A run of records
= = =

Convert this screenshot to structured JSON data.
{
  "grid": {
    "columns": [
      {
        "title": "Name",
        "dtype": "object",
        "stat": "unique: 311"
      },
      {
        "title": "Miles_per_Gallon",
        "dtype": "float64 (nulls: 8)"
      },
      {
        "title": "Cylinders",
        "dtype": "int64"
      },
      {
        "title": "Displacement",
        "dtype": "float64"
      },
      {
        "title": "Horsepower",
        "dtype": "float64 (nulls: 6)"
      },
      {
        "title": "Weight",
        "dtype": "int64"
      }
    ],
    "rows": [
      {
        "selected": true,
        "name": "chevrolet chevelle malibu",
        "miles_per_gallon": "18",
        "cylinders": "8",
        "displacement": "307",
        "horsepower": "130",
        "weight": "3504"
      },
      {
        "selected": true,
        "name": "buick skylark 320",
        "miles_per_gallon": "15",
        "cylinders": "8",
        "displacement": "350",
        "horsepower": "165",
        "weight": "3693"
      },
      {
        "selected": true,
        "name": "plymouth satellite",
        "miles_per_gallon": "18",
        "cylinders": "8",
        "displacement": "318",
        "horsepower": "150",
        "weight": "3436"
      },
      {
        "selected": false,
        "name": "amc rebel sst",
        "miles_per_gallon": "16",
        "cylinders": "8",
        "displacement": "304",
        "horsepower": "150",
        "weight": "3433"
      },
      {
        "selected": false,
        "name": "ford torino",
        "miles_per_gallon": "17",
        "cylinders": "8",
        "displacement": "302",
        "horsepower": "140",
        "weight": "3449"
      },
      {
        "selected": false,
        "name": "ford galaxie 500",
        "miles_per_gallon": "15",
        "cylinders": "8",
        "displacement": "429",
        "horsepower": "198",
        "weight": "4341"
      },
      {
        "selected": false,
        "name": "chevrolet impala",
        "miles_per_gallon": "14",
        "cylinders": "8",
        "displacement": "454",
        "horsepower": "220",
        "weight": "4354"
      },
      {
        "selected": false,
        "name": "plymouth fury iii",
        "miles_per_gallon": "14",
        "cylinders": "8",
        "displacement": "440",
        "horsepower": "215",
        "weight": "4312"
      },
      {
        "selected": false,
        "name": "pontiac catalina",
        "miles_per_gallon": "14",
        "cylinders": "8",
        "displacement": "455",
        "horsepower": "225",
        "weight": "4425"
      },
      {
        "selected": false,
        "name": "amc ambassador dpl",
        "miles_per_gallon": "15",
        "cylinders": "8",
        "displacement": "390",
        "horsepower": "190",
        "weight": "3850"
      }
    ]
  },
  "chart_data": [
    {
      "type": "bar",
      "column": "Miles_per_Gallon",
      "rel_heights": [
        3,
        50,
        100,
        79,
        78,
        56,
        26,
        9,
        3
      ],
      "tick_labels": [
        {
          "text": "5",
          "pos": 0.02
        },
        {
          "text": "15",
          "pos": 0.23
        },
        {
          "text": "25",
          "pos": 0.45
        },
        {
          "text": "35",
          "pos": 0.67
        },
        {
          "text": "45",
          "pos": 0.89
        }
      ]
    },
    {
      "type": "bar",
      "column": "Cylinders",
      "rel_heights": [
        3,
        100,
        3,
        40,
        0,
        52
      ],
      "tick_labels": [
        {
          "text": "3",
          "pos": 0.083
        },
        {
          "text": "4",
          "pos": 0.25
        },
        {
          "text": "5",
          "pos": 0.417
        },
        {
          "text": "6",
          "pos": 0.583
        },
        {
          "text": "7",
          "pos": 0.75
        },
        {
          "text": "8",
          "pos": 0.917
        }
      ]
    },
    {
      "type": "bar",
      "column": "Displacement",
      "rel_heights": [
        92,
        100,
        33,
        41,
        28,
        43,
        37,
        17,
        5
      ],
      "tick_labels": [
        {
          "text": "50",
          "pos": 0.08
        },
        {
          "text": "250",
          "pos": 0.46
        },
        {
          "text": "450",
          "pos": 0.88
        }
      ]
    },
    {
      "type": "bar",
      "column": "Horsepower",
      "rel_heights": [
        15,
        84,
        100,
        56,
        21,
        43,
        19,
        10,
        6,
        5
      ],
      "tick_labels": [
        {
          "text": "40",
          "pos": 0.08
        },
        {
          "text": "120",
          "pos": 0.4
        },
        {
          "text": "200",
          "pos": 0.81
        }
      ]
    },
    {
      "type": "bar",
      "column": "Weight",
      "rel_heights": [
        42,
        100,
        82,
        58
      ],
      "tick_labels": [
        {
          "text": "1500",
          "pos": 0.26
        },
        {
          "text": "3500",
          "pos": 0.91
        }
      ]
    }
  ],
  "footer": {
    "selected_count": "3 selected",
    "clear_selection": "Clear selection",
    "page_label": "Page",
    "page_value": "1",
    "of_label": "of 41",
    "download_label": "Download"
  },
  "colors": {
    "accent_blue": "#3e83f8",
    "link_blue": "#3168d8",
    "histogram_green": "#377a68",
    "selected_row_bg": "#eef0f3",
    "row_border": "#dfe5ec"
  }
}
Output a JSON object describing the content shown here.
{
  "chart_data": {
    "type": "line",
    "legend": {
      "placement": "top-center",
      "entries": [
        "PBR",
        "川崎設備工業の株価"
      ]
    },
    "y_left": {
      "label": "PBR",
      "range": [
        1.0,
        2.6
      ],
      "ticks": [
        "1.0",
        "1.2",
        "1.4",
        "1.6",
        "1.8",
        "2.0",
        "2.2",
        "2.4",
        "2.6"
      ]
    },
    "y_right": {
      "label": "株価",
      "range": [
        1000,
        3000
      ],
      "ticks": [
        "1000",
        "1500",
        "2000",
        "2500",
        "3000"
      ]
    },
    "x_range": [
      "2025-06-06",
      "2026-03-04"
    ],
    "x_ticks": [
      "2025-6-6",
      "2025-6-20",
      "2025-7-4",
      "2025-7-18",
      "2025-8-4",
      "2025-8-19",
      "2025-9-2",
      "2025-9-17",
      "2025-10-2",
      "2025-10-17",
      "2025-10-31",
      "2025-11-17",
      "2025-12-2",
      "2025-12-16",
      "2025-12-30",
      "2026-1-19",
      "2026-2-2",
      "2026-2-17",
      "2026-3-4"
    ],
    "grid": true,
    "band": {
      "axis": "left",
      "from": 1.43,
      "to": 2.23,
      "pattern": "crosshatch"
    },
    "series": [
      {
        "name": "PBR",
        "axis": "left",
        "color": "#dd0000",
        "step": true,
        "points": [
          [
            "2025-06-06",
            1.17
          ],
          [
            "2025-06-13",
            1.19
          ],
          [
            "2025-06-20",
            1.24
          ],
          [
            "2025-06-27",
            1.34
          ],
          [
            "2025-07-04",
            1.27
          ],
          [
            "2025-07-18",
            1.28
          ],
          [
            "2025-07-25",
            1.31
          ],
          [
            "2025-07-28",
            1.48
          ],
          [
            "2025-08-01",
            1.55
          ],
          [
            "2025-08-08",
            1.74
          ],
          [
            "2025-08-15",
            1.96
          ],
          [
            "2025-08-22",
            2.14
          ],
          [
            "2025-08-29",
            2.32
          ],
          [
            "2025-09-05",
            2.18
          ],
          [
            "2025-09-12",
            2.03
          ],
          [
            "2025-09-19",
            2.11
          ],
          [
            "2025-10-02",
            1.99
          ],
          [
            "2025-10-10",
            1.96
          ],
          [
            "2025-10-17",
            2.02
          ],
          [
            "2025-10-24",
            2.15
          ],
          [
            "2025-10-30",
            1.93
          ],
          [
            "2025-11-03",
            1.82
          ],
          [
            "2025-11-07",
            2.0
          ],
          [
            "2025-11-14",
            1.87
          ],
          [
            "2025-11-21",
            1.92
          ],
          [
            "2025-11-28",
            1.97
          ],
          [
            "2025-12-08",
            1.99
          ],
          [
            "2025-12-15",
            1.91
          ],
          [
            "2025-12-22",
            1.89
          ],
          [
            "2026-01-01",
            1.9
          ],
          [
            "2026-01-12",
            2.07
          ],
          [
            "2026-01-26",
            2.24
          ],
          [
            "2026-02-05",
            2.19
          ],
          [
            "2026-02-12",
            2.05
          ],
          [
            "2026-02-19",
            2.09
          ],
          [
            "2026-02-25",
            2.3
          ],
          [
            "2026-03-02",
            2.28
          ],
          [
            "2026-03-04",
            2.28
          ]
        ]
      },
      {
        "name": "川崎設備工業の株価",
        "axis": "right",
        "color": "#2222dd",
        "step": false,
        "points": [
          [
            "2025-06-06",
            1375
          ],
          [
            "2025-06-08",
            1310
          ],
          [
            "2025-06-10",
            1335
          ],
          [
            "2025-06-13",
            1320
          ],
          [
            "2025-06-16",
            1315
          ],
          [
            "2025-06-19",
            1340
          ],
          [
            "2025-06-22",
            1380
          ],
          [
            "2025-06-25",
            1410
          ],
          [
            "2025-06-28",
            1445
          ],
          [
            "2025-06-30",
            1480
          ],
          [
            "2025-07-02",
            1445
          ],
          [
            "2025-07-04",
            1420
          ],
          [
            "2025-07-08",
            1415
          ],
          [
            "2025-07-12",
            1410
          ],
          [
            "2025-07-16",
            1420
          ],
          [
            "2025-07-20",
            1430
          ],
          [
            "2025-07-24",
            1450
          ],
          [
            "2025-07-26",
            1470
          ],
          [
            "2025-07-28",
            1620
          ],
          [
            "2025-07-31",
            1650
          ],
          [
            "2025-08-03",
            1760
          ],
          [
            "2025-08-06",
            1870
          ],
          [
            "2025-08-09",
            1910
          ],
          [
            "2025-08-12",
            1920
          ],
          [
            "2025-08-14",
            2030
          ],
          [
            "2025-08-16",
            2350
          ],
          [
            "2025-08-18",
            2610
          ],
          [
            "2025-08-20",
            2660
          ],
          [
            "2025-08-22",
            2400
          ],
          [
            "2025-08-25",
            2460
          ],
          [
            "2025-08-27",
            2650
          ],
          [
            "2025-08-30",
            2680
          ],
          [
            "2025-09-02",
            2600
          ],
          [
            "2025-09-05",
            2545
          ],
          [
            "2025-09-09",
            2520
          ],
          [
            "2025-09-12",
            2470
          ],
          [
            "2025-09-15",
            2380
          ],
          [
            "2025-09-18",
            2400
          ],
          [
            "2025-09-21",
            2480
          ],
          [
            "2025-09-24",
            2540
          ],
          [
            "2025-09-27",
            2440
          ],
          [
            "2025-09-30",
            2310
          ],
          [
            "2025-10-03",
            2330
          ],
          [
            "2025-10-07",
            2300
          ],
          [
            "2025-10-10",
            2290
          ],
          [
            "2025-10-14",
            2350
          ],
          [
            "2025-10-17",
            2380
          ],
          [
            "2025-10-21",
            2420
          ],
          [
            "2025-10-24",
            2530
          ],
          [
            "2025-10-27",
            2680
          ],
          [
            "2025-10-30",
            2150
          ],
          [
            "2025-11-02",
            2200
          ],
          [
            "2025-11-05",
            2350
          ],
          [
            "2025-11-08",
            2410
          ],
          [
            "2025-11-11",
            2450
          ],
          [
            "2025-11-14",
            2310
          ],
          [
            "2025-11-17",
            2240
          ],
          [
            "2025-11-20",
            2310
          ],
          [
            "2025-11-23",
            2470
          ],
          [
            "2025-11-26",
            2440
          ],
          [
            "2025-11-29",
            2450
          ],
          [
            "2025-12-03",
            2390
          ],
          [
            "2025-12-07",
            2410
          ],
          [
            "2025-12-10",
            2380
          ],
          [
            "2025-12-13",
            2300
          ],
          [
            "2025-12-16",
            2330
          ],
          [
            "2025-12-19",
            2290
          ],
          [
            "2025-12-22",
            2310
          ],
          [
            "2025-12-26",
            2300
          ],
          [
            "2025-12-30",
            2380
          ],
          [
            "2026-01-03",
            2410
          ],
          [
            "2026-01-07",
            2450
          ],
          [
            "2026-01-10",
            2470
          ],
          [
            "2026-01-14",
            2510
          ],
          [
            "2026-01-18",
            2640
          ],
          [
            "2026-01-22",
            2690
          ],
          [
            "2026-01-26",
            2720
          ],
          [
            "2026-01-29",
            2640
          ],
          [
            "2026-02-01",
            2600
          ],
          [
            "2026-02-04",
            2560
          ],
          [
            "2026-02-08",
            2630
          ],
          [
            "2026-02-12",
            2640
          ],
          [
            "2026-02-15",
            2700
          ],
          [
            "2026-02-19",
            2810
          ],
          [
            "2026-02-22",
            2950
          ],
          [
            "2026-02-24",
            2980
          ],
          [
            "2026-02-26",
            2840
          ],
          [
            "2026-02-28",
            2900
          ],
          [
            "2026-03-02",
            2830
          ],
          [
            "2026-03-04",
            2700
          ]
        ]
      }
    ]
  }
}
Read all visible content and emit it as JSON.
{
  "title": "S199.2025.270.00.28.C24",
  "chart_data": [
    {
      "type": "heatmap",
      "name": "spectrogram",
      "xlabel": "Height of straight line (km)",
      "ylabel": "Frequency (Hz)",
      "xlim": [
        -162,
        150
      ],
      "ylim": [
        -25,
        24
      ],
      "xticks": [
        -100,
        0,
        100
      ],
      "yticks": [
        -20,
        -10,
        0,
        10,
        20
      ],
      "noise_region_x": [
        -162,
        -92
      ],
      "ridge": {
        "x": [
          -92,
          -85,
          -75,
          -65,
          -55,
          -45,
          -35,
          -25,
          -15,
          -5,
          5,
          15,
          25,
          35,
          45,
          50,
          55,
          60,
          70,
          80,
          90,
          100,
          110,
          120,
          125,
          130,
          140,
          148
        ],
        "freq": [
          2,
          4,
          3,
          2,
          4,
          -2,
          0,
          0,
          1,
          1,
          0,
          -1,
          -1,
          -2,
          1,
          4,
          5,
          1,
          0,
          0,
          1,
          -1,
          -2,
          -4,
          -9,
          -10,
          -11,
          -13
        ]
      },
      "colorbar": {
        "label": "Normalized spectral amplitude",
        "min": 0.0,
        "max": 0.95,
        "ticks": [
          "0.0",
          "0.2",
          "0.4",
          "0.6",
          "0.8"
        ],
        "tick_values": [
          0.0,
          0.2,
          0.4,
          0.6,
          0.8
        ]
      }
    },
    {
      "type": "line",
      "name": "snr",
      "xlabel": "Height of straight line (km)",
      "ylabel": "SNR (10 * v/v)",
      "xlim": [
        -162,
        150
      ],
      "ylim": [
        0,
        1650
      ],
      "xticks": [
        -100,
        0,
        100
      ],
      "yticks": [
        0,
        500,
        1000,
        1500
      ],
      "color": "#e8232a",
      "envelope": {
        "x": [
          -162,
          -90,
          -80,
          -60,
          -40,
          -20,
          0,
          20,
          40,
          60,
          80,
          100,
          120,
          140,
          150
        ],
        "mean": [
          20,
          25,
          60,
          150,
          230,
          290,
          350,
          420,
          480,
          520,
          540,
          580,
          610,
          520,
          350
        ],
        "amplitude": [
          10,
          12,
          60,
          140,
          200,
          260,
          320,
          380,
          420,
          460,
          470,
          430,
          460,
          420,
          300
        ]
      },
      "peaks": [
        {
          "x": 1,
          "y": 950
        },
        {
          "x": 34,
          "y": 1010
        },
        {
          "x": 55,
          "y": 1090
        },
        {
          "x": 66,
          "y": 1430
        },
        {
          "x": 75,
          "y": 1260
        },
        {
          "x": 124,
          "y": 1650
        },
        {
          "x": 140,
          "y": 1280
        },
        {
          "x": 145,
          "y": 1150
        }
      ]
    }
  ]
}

= = =

What is expected | Take each line containing the string "ylabel" and copy it out.

Output of the exercise |
      "ylabel": "Frequency (Hz)",
      "ylabel": "SNR (10 * v/v)",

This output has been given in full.